▶ _Work to be completed_
Please transcribe the records precisely; pictures stay out of your copy.

## start Material

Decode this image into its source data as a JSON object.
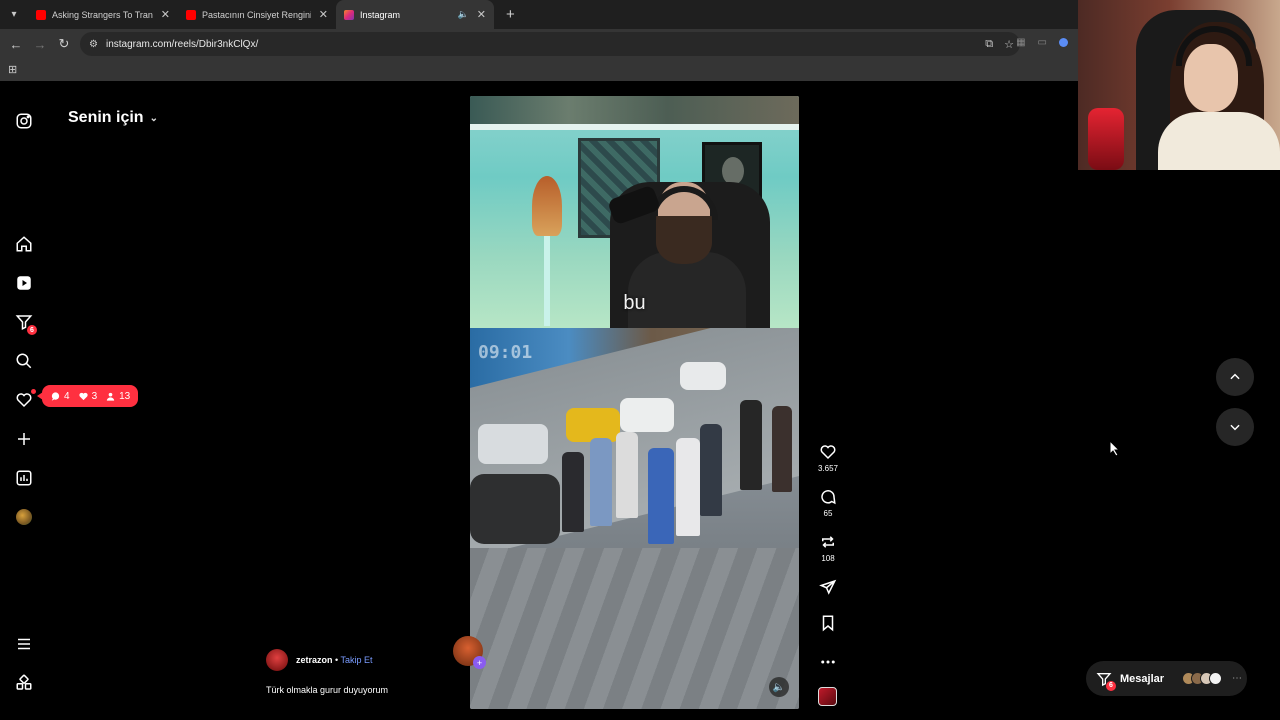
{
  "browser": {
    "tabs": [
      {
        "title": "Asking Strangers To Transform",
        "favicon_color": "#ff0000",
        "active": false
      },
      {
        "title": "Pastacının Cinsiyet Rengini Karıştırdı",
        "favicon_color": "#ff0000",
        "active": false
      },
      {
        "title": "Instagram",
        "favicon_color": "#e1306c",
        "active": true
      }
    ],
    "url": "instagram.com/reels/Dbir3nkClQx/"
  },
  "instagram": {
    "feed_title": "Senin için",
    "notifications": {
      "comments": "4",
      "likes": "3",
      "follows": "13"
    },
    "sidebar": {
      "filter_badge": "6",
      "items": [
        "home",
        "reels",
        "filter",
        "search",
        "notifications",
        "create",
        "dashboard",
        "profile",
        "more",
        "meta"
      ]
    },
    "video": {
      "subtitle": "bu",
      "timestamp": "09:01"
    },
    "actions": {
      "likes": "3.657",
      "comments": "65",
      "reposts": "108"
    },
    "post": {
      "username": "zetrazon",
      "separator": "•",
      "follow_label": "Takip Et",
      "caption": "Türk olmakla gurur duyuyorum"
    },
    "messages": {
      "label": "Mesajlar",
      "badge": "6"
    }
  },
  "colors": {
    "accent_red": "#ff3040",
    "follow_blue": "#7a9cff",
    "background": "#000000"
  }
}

## end Material

▶ _The reply_
Decode this image into its source data as a JSON object.
{
  "browser": {
    "tabs": [
      {
        "title": "Asking Strangers To Transform",
        "favicon_color": "#ff0000",
        "active": false
      },
      {
        "title": "Pastacının Cinsiyet Rengini Karıştırdı",
        "favicon_color": "#ff0000",
        "active": false
      },
      {
        "title": "Instagram",
        "favicon_color": "#e1306c",
        "active": true
      }
    ],
    "url": "instagram.com/reels/Dbir3nkClQx/"
  },
  "instagram": {
    "feed_title": "Senin için",
    "notifications": {
      "comments": "4",
      "likes": "3",
      "follows": "13"
    },
    "sidebar": {
      "filter_badge": "6",
      "items": [
        "home",
        "reels",
        "filter",
        "search",
        "notifications",
        "create",
        "dashboard",
        "profile",
        "more",
        "meta"
      ]
    },
    "video": {
      "subtitle": "bu",
      "timestamp": "09:01"
    },
    "actions": {
      "likes": "3.657",
      "comments": "65",
      "reposts": "108"
    },
    "post": {
      "username": "zetrazon",
      "separator": "•",
      "follow_label": "Takip Et",
      "caption": "Türk olmakla gurur duyuyorum"
    },
    "messages": {
      "label": "Mesajlar",
      "badge": "6"
    }
  },
  "colors": {
    "accent_red": "#ff3040",
    "follow_blue": "#7a9cff",
    "background": "#000000"
  }
}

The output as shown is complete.